_Excerpted records_
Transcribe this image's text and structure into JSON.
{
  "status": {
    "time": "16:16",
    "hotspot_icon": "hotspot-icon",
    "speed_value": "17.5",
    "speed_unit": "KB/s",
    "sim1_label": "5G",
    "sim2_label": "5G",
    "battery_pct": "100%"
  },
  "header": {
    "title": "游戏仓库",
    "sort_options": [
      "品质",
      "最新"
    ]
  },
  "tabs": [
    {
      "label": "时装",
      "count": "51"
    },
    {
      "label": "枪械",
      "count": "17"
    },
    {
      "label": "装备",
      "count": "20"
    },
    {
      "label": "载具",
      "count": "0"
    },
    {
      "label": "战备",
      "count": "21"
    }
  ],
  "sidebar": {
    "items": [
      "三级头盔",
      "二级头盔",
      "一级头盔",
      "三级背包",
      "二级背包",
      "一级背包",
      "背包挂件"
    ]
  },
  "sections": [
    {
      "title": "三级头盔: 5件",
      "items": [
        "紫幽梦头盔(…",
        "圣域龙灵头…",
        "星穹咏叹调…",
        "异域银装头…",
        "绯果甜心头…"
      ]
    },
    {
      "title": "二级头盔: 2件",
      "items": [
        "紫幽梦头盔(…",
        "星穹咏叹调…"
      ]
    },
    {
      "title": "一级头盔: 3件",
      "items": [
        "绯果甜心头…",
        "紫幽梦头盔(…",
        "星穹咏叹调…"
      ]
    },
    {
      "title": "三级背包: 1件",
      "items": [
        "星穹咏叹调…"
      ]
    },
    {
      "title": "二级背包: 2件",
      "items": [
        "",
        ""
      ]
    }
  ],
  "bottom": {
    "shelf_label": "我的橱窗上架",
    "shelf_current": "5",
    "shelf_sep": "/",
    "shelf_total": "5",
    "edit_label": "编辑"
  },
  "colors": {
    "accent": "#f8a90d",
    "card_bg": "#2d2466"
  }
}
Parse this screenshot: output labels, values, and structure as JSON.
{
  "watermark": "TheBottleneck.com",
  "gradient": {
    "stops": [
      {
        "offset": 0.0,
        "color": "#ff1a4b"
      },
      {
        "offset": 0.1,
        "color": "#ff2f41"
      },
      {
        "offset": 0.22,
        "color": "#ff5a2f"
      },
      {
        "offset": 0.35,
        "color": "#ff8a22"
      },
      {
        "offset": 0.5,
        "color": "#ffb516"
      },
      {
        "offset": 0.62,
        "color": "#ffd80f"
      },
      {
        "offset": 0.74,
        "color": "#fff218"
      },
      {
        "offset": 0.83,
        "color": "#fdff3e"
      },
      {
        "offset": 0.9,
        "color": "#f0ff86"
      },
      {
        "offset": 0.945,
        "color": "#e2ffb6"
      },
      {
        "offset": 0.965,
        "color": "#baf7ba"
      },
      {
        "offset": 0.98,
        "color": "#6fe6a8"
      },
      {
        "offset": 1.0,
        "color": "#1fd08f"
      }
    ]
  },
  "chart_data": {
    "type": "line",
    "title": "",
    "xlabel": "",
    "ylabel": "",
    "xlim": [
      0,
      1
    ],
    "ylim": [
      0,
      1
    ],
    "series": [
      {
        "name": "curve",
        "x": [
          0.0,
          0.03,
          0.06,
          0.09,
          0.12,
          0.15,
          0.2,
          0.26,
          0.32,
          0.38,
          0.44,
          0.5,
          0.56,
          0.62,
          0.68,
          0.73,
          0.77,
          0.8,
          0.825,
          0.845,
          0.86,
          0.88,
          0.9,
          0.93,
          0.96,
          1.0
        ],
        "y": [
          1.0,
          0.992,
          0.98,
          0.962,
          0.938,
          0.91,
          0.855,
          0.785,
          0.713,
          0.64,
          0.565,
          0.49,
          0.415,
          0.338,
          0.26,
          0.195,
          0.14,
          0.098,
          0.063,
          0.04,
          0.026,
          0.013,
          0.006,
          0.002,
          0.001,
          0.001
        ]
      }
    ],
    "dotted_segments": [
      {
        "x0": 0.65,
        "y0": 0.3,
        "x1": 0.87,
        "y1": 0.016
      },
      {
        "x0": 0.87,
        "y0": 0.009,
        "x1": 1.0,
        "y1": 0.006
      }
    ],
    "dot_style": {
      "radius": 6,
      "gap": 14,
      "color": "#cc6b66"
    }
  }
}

_Task requirements_
Please output the complete data exactly.

_Reply_
Transcribe this image's text and structure into JSON.
{
  "status": {
    "time": "16:16",
    "hotspot_icon": "hotspot-icon",
    "speed_value": "17.5",
    "speed_unit": "KB/s",
    "sim1_label": "5G",
    "sim2_label": "5G",
    "battery_pct": "100%"
  },
  "header": {
    "title": "游戏仓库",
    "sort_options": [
      "品质",
      "最新"
    ]
  },
  "tabs": [
    {
      "label": "时装",
      "count": "51"
    },
    {
      "label": "枪械",
      "count": "17"
    },
    {
      "label": "装备",
      "count": "20"
    },
    {
      "label": "载具",
      "count": "0"
    },
    {
      "label": "战备",
      "count": "21"
    }
  ],
  "sidebar": {
    "items": [
      "三级头盔",
      "二级头盔",
      "一级头盔",
      "三级背包",
      "二级背包",
      "一级背包",
      "背包挂件"
    ]
  },
  "sections": [
    {
      "title": "三级头盔: 5件",
      "items": [
        "紫幽梦头盔(…",
        "圣域龙灵头…",
        "星穹咏叹调…",
        "异域银装头…",
        "绯果甜心头…"
      ]
    },
    {
      "title": "二级头盔: 2件",
      "items": [
        "紫幽梦头盔(…",
        "星穹咏叹调…"
      ]
    },
    {
      "title": "一级头盔: 3件",
      "items": [
        "绯果甜心头…",
        "紫幽梦头盔(…",
        "星穹咏叹调…"
      ]
    },
    {
      "title": "三级背包: 1件",
      "items": [
        "星穹咏叹调…"
      ]
    },
    {
      "title": "二级背包: 2件",
      "items": [
        "",
        ""
      ]
    }
  ],
  "bottom": {
    "shelf_label": "我的橱窗上架",
    "shelf_current": "5",
    "shelf_sep": "/",
    "shelf_total": "5",
    "edit_label": "编辑"
  },
  "colors": {
    "accent": "#f8a90d",
    "card_bg": "#2d2466"
  }
}
Parse this screenshot: output labels, values, and structure as JSON.
{
  "watermark": "TheBottleneck.com",
  "gradient": {
    "stops": [
      {
        "offset": 0.0,
        "color": "#ff1a4b"
      },
      {
        "offset": 0.1,
        "color": "#ff2f41"
      },
      {
        "offset": 0.22,
        "color": "#ff5a2f"
      },
      {
        "offset": 0.35,
        "color": "#ff8a22"
      },
      {
        "offset": 0.5,
        "color": "#ffb516"
      },
      {
        "offset": 0.62,
        "color": "#ffd80f"
      },
      {
        "offset": 0.74,
        "color": "#fff218"
      },
      {
        "offset": 0.83,
        "color": "#fdff3e"
      },
      {
        "offset": 0.9,
        "color": "#f0ff86"
      },
      {
        "offset": 0.945,
        "color": "#e2ffb6"
      },
      {
        "offset": 0.965,
        "color": "#baf7ba"
      },
      {
        "offset": 0.98,
        "color": "#6fe6a8"
      },
      {
        "offset": 1.0,
        "color": "#1fd08f"
      }
    ]
  },
  "chart_data": {
    "type": "line",
    "title": "",
    "xlabel": "",
    "ylabel": "",
    "xlim": [
      0,
      1
    ],
    "ylim": [
      0,
      1
    ],
    "series": [
      {
        "name": "curve",
        "x": [
          0.0,
          0.03,
          0.06,
          0.09,
          0.12,
          0.15,
          0.2,
          0.26,
          0.32,
          0.38,
          0.44,
          0.5,
          0.56,
          0.62,
          0.68,
          0.73,
          0.77,
          0.8,
          0.825,
          0.845,
          0.86,
          0.88,
          0.9,
          0.93,
          0.96,
          1.0
        ],
        "y": [
          1.0,
          0.992,
          0.98,
          0.962,
          0.938,
          0.91,
          0.855,
          0.785,
          0.713,
          0.64,
          0.565,
          0.49,
          0.415,
          0.338,
          0.26,
          0.195,
          0.14,
          0.098,
          0.063,
          0.04,
          0.026,
          0.013,
          0.006,
          0.002,
          0.001,
          0.001
        ]
      }
    ],
    "dotted_segments": [
      {
        "x0": 0.65,
        "y0": 0.3,
        "x1": 0.87,
        "y1": 0.016
      },
      {
        "x0": 0.87,
        "y0": 0.009,
        "x1": 1.0,
        "y1": 0.006
      }
    ],
    "dot_style": {
      "radius": 6,
      "gap": 14,
      "color": "#cc6b66"
    }
  }
}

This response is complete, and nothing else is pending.